ASSIGNED TASK –
Repeat the listing in full, exactly as it stands.
━━━━━ MATERIAL PROVIDED
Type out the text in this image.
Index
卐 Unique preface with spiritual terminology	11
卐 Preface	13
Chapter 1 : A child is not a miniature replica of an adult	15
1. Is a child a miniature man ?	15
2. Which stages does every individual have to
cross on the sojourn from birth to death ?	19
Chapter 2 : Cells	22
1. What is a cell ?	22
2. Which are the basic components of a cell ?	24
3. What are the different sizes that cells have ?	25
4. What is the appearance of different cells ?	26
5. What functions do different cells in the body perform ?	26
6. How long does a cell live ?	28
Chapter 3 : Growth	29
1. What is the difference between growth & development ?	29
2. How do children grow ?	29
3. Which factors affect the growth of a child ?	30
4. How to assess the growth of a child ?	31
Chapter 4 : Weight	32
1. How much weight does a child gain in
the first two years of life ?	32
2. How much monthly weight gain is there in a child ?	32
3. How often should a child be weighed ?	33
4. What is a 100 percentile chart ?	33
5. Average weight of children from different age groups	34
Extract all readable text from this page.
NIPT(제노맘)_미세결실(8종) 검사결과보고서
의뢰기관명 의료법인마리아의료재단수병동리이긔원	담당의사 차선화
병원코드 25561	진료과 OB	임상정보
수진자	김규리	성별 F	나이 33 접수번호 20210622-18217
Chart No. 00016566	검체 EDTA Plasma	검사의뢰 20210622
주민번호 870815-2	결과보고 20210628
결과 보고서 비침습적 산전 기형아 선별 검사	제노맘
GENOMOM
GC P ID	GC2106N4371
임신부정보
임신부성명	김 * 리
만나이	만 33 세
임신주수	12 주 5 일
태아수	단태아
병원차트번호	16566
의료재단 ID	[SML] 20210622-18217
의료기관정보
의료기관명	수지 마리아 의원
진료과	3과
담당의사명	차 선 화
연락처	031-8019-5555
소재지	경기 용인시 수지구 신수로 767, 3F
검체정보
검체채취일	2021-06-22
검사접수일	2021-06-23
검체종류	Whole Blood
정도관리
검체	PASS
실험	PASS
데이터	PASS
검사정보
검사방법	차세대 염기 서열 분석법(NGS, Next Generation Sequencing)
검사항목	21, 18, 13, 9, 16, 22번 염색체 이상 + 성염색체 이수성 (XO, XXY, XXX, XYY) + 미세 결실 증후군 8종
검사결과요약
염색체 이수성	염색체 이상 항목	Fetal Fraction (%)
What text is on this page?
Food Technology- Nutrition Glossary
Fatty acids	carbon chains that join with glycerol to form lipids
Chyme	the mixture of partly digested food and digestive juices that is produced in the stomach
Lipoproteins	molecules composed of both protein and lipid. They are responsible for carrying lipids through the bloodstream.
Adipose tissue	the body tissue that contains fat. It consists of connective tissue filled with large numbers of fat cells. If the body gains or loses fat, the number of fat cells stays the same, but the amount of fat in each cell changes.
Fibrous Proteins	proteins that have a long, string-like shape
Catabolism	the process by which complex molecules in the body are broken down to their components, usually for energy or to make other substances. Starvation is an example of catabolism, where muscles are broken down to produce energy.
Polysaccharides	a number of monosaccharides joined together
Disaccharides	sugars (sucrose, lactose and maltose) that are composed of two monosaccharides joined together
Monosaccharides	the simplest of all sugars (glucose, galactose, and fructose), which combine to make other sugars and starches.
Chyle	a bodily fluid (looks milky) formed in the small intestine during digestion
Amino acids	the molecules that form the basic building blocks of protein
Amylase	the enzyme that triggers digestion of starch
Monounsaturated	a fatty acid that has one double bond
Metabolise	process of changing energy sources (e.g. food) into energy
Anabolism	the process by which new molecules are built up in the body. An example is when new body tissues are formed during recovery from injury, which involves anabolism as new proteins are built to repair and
━━━━━━━━━━
ANSWER TO THE PROBLEM –
Type out the text in this image.
Index
卐 Unique preface with spiritual terminology	11
卐 Preface	13
Chapter 1 : A child is not a miniature replica of an adult	15
1. Is a child a miniature man ?	15
2. Which stages does every individual have to
cross on the sojourn from birth to death ?	19
Chapter 2 : Cells	22
1. What is a cell ?	22
2. Which are the basic components of a cell ?	24
3. What are the different sizes that cells have ?	25
4. What is the appearance of different cells ?	26
5. What functions do different cells in the body perform ?	26
6. How long does a cell live ?	28
Chapter 3 : Growth	29
1. What is the difference between growth & development ?	29
2. How do children grow ?	29
3. Which factors affect the growth of a child ?	30
4. How to assess the growth of a child ?	31
Chapter 4 : Weight	32
1. How much weight does a child gain in
the first two years of life ?	32
2. How much monthly weight gain is there in a child ?	32
3. How often should a child be weighed ?	33
4. What is a 100 percentile chart ?	33
5. Average weight of children from different age groups	34
Extract all readable text from this page.
NIPT(제노맘)_미세결실(8종) 검사결과보고서
의뢰기관명 의료법인마리아의료재단수병동리이긔원	담당의사 차선화
병원코드 25561	진료과 OB	임상정보
수진자	김규리	성별 F	나이 33 접수번호 20210622-18217
Chart No. 00016566	검체 EDTA Plasma	검사의뢰 20210622
주민번호 870815-2	결과보고 20210628
결과 보고서 비침습적 산전 기형아 선별 검사	제노맘
GENOMOM
GC P ID	GC2106N4371
임신부정보
임신부성명	김 * 리
만나이	만 33 세
임신주수	12 주 5 일
태아수	단태아
병원차트번호	16566
의료재단 ID	[SML] 20210622-18217
의료기관정보
의료기관명	수지 마리아 의원
진료과	3과
담당의사명	차 선 화
연락처	031-8019-5555
소재지	경기 용인시 수지구 신수로 767, 3F
검체정보
검체채취일	2021-06-22
검사접수일	2021-06-23
검체종류	Whole Blood
정도관리
검체	PASS
실험	PASS
데이터	PASS
검사정보
검사방법	차세대 염기 서열 분석법(NGS, Next Generation Sequencing)
검사항목	21, 18, 13, 9, 16, 22번 염색체 이상 + 성염색체 이수성 (XO, XXY, XXX, XYY) + 미세 결실 증후군 8종
검사결과요약
염색체 이수성	염색체 이상 항목	Fetal Fraction (%)
What text is on this page?
Food Technology- Nutrition Glossary
Fatty acids	carbon chains that join with glycerol to form lipids
Chyme	the mixture of partly digested food and digestive juices that is produced in the stomach
Lipoproteins	molecules composed of both protein and lipid. They are responsible for carrying lipids through the bloodstream.
Adipose tissue	the body tissue that contains fat. It consists of connective tissue filled with large numbers of fat cells. If the body gains or loses fat, the number of fat cells stays the same, but the amount of fat in each cell changes.
Fibrous Proteins	proteins that have a long, string-like shape
Catabolism	the process by which complex molecules in the body are broken down to their components, usually for energy or to make other substances. Starvation is an example of catabolism, where muscles are broken down to produce energy.
Polysaccharides	a number of monosaccharides joined together
Disaccharides	sugars (sucrose, lactose and maltose) that are composed of two monosaccharides joined together
Monosaccharides	the simplest of all sugars (glucose, galactose, and fructose), which combine to make other sugars and starches.
Chyle	a bodily fluid (looks milky) formed in the small intestine during digestion
Amino acids	the molecules that form the basic building blocks of protein
Amylase	the enzyme that triggers digestion of starch
Monounsaturated	a fatty acid that has one double bond
Metabolise	process of changing energy sources (e.g. food) into energy
Anabolism	the process by which new molecules are built up in the body. An example is when new body tissues are formed during recovery from injury, which involves anabolism as new proteins are built to repair and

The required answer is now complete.